- _Exercise aim_:
Count, in the entries below, the lines in which "title" occurs. Give the number, nothing more.

- _Source records_:
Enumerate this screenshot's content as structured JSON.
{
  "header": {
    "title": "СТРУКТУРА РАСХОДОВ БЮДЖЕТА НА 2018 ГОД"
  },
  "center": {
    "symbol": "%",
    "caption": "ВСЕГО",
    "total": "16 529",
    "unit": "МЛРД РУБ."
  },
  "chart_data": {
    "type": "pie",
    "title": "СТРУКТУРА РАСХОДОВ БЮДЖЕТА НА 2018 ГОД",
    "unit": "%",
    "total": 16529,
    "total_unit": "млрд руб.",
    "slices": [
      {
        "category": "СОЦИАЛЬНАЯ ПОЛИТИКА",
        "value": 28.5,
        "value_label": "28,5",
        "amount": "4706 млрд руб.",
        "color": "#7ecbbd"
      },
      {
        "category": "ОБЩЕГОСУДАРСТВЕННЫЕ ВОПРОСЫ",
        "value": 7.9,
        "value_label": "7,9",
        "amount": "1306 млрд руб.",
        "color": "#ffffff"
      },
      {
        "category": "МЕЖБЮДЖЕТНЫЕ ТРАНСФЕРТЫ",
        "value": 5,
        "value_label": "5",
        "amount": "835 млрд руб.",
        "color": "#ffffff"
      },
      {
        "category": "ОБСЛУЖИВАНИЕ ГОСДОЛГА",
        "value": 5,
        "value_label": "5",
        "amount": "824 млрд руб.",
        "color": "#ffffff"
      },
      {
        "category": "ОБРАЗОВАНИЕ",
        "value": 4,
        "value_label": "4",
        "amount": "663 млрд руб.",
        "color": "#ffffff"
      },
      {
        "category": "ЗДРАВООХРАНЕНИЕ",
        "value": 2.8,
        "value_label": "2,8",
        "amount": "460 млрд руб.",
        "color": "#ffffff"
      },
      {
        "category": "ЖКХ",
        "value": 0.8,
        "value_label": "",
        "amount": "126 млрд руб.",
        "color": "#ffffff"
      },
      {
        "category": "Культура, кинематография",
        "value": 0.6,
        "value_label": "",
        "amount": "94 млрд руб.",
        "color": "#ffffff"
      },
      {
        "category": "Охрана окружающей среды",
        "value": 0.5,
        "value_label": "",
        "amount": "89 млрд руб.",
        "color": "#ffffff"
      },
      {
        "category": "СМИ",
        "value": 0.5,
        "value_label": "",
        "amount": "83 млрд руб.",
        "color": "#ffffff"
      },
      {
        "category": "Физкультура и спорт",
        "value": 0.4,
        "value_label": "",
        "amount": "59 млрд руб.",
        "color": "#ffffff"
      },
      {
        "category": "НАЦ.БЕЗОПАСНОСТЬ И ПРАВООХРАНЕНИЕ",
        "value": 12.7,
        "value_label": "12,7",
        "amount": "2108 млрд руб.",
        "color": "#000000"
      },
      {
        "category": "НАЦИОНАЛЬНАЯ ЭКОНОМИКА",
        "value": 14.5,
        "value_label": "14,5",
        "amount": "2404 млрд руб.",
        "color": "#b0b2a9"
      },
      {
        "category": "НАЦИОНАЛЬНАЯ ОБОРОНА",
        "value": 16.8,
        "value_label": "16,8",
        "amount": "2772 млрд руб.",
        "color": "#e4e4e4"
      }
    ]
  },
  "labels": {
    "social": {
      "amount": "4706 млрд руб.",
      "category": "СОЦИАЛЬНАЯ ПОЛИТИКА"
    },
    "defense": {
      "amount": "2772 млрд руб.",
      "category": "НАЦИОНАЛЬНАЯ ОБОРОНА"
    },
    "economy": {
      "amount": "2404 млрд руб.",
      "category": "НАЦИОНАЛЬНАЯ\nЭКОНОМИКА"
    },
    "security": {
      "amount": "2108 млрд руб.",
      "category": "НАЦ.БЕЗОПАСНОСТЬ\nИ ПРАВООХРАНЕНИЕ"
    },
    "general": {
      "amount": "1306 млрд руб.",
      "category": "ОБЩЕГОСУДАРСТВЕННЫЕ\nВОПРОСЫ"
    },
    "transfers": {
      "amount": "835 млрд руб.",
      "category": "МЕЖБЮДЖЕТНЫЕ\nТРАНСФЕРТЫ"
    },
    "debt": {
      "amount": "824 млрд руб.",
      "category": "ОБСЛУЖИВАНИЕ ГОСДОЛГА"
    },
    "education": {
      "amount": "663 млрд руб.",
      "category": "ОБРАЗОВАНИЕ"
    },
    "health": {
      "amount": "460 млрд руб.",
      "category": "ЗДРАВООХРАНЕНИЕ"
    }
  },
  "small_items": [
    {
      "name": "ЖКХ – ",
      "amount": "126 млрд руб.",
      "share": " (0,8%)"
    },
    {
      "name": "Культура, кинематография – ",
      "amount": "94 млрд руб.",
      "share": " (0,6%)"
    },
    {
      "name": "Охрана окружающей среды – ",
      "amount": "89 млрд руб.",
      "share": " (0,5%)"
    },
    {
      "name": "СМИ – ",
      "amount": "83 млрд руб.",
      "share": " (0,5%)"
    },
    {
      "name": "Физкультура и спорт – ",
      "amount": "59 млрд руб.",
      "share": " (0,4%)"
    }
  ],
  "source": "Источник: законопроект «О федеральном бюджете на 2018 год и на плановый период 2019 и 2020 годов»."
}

- _Final result_:
2